### [Objective]
The entries that follow should be written out exactly.

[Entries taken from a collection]

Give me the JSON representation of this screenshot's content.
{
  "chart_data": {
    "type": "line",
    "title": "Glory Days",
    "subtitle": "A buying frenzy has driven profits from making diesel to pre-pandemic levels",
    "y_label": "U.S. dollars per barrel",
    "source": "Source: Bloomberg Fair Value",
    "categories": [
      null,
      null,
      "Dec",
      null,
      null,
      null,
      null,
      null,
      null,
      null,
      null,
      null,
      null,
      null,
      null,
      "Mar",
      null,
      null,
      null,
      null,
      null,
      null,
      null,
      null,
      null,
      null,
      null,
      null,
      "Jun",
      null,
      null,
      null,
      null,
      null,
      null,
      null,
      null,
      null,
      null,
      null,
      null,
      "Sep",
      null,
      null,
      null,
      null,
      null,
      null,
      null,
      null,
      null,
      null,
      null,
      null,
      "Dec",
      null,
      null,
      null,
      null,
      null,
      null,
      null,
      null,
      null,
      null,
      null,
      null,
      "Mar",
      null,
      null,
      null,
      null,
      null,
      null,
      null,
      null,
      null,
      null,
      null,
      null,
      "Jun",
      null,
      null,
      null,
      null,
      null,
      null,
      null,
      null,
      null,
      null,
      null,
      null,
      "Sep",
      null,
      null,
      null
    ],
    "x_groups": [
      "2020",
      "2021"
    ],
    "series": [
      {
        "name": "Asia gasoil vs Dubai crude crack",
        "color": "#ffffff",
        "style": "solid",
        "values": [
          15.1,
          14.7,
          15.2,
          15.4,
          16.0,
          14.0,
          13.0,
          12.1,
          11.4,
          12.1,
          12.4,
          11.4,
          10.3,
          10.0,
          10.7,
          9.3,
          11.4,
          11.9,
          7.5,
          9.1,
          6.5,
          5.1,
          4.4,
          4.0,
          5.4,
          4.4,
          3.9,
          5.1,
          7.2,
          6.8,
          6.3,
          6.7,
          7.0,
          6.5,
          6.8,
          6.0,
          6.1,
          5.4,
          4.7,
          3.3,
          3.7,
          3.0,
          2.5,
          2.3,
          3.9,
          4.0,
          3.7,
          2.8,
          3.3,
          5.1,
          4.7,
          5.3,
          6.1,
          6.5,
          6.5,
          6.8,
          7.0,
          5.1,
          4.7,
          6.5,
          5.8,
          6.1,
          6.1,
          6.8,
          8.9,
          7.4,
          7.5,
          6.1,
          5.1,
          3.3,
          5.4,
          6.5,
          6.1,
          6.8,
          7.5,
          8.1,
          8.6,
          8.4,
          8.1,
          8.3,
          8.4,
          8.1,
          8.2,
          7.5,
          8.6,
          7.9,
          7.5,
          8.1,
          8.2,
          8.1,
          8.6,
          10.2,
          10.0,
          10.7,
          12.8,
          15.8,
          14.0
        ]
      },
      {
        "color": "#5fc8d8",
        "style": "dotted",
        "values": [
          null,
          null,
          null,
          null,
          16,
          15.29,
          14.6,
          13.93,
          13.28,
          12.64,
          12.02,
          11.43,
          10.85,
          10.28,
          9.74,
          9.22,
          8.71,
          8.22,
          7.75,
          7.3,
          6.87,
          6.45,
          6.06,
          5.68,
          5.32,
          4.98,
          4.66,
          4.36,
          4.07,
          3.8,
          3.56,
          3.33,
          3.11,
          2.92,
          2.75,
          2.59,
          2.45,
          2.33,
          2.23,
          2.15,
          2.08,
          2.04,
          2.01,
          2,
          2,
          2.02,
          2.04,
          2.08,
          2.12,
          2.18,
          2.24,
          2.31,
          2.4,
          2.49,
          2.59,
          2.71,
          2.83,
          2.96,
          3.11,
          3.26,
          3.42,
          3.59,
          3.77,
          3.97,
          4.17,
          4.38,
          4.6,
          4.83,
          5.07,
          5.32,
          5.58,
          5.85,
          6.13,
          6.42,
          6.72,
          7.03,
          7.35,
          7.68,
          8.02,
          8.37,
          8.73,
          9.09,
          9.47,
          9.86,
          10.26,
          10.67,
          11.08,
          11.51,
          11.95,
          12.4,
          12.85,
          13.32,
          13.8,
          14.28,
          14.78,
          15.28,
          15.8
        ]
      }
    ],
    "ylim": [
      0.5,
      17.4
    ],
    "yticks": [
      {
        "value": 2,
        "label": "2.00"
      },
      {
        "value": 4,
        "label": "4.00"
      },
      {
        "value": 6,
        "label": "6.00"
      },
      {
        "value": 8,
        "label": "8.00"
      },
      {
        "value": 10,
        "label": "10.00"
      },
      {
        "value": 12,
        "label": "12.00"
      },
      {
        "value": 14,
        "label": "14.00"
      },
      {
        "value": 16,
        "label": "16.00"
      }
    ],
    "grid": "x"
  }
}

### [Task output]
Give me the JSON representation of this screenshot's content.
{
  "chart_data": {
    "type": "line",
    "title": "Glory Days",
    "subtitle": "A buying frenzy has driven profits from making diesel to pre-pandemic levels",
    "y_label": "U.S. dollars per barrel",
    "source": "Source: Bloomberg Fair Value",
    "categories": [
      null,
      null,
      "Dec",
      null,
      null,
      null,
      null,
      null,
      null,
      null,
      null,
      null,
      null,
      null,
      null,
      "Mar",
      null,
      null,
      null,
      null,
      null,
      null,
      null,
      null,
      null,
      null,
      null,
      null,
      "Jun",
      null,
      null,
      null,
      null,
      null,
      null,
      null,
      null,
      null,
      null,
      null,
      null,
      "Sep",
      null,
      null,
      null,
      null,
      null,
      null,
      null,
      null,
      null,
      null,
      null,
      null,
      "Dec",
      null,
      null,
      null,
      null,
      null,
      null,
      null,
      null,
      null,
      null,
      null,
      null,
      "Mar",
      null,
      null,
      null,
      null,
      null,
      null,
      null,
      null,
      null,
      null,
      null,
      null,
      "Jun",
      null,
      null,
      null,
      null,
      null,
      null,
      null,
      null,
      null,
      null,
      null,
      null,
      "Sep",
      null,
      null,
      null
    ],
    "x_groups": [
      "2020",
      "2021"
    ],
    "series": [
      {
        "name": "Asia gasoil vs Dubai crude crack",
        "color": "#ffffff",
        "style": "solid",
        "values": [
          15.1,
          14.7,
          15.2,
          15.4,
          16.0,
          14.0,
          13.0,
          12.1,
          11.4,
          12.1,
          12.4,
          11.4,
          10.3,
          10.0,
          10.7,
          9.3,
          11.4,
          11.9,
          7.5,
          9.1,
          6.5,
          5.1,
          4.4,
          4.0,
          5.4,
          4.4,
          3.9,
          5.1,
          7.2,
          6.8,
          6.3,
          6.7,
          7.0,
          6.5,
          6.8,
          6.0,
          6.1,
          5.4,
          4.7,
          3.3,
          3.7,
          3.0,
          2.5,
          2.3,
          3.9,
          4.0,
          3.7,
          2.8,
          3.3,
          5.1,
          4.7,
          5.3,
          6.1,
          6.5,
          6.5,
          6.8,
          7.0,
          5.1,
          4.7,
          6.5,
          5.8,
          6.1,
          6.1,
          6.8,
          8.9,
          7.4,
          7.5,
          6.1,
          5.1,
          3.3,
          5.4,
          6.5,
          6.1,
          6.8,
          7.5,
          8.1,
          8.6,
          8.4,
          8.1,
          8.3,
          8.4,
          8.1,
          8.2,
          7.5,
          8.6,
          7.9,
          7.5,
          8.1,
          8.2,
          8.1,
          8.6,
          10.2,
          10.0,
          10.7,
          12.8,
          15.8,
          14.0
        ]
      },
      {
        "color": "#5fc8d8",
        "style": "dotted",
        "values": [
          null,
          null,
          null,
          null,
          16,
          15.29,
          14.6,
          13.93,
          13.28,
          12.64,
          12.02,
          11.43,
          10.85,
          10.28,
          9.74,
          9.22,
          8.71,
          8.22,
          7.75,
          7.3,
          6.87,
          6.45,
          6.06,
          5.68,
          5.32,
          4.98,
          4.66,
          4.36,
          4.07,
          3.8,
          3.56,
          3.33,
          3.11,
          2.92,
          2.75,
          2.59,
          2.45,
          2.33,
          2.23,
          2.15,
          2.08,
          2.04,
          2.01,
          2,
          2,
          2.02,
          2.04,
          2.08,
          2.12,
          2.18,
          2.24,
          2.31,
          2.4,
          2.49,
          2.59,
          2.71,
          2.83,
          2.96,
          3.11,
          3.26,
          3.42,
          3.59,
          3.77,
          3.97,
          4.17,
          4.38,
          4.6,
          4.83,
          5.07,
          5.32,
          5.58,
          5.85,
          6.13,
          6.42,
          6.72,
          7.03,
          7.35,
          7.68,
          8.02,
          8.37,
          8.73,
          9.09,
          9.47,
          9.86,
          10.26,
          10.67,
          11.08,
          11.51,
          11.95,
          12.4,
          12.85,
          13.32,
          13.8,
          14.28,
          14.78,
          15.28,
          15.8
        ]
      }
    ],
    "ylim": [
      0.5,
      17.4
    ],
    "yticks": [
      {
        "value": 2,
        "label": "2.00"
      },
      {
        "value": 4,
        "label": "4.00"
      },
      {
        "value": 6,
        "label": "6.00"
      },
      {
        "value": 8,
        "label": "8.00"
      },
      {
        "value": 10,
        "label": "10.00"
      },
      {
        "value": 12,
        "label": "12.00"
      },
      {
        "value": 14,
        "label": "14.00"
      },
      {
        "value": 16,
        "label": "16.00"
      }
    ],
    "grid": "x"
  }
}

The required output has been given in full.